* _Instruction_: How many lines of the records hold the string "ALAD"? Reply with the number alone.

Entries taken from a collection:

##########

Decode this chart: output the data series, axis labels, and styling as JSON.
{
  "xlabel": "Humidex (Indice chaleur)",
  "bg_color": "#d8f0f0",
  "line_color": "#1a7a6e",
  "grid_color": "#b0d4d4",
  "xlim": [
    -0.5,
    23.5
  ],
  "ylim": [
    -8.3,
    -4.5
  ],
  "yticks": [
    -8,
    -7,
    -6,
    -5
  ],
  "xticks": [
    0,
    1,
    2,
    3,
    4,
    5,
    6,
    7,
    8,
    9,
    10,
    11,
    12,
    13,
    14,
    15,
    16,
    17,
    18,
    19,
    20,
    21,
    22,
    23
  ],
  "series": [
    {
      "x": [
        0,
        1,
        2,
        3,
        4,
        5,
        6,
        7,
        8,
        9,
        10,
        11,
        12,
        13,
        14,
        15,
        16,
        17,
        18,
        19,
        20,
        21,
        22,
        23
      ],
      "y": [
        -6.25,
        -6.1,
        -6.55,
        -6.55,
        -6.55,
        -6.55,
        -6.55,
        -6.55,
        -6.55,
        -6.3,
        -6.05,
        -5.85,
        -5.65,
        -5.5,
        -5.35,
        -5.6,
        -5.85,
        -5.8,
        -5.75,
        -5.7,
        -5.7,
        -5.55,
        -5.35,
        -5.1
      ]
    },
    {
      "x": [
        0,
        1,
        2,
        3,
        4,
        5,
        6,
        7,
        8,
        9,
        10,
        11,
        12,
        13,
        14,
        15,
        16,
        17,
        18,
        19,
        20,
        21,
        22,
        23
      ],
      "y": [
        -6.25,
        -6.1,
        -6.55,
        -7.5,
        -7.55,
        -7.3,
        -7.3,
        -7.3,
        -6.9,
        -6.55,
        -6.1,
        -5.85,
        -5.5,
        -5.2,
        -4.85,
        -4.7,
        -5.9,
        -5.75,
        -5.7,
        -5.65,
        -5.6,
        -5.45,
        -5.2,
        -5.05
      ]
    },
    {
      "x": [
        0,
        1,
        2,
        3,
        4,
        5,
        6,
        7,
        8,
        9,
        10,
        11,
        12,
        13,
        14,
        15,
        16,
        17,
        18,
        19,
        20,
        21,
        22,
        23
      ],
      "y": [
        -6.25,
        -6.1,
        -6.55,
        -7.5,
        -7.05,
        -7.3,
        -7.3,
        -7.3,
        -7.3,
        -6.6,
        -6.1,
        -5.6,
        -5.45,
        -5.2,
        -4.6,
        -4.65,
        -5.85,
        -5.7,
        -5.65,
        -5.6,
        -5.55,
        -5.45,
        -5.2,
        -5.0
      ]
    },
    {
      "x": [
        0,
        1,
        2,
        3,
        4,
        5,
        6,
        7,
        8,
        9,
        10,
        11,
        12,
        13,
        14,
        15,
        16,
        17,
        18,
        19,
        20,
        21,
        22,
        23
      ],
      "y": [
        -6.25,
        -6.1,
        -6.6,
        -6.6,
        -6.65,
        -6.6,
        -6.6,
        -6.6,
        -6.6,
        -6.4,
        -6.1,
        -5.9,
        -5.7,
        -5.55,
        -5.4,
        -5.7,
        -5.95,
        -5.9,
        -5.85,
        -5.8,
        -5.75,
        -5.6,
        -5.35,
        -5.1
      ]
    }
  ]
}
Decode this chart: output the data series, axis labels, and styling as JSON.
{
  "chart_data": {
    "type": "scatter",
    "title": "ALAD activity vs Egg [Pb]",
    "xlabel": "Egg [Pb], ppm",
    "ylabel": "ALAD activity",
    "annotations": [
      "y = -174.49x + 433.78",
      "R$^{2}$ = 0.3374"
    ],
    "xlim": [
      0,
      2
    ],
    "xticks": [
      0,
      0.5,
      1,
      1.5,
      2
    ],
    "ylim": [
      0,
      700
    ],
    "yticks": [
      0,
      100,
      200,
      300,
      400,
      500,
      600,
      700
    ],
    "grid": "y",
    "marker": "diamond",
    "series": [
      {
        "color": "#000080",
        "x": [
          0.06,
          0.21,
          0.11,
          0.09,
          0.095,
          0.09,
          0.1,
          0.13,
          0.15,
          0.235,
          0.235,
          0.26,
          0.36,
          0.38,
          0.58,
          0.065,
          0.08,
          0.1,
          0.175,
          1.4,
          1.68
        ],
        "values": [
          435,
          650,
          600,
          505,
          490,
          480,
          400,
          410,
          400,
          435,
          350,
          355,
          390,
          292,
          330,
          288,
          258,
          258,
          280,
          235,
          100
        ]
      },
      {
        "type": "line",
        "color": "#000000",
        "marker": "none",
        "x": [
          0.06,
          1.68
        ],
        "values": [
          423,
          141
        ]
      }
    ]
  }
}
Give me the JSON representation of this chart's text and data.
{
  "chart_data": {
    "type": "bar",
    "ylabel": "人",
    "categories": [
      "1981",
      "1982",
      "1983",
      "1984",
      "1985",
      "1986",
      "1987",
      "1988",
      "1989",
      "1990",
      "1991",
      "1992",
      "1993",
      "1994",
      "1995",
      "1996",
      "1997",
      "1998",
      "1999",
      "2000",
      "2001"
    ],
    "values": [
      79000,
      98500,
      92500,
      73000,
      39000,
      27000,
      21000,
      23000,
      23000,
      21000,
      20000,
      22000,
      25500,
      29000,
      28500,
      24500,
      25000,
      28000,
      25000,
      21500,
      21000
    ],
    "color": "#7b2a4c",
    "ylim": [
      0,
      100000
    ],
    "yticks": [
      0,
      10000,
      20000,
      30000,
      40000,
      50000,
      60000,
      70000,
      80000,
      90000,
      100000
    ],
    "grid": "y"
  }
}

##########

* _The response_: 2